BEGIN MATERIAL TO PROCESS

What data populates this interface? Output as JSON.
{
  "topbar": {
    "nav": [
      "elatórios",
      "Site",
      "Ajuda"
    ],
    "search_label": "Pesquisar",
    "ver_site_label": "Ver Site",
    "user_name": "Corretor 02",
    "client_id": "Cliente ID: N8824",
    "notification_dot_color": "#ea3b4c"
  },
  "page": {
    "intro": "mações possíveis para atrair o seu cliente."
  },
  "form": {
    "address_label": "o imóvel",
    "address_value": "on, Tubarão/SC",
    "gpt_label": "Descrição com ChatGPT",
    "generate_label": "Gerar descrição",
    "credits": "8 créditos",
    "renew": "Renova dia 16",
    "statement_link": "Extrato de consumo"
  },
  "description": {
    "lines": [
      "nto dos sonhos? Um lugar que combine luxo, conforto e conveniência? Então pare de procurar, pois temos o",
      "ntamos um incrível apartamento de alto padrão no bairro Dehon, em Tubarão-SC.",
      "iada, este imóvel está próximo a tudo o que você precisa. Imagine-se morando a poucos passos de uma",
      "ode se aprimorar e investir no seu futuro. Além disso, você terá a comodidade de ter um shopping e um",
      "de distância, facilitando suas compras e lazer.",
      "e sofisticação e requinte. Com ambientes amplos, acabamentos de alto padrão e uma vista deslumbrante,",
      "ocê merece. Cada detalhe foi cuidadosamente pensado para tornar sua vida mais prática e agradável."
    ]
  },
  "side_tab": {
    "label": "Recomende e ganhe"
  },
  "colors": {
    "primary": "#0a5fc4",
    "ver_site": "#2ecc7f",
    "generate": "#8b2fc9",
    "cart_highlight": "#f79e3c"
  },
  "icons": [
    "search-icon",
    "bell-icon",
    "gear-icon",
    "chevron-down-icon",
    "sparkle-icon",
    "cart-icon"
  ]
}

END MATERIAL TO PROCESS

◆ WHAT IS BEING ASKED: Check each line of the entries for the string "Tubarão". Copy the lines that have it.

◆ OUTPUT FOR THIS EXERCISE:
    "address_value": "on, Tubarão/SC",
      "ntamos um incrível apartamento de alto padrão no bairro Dehon, em Tubarão-SC.",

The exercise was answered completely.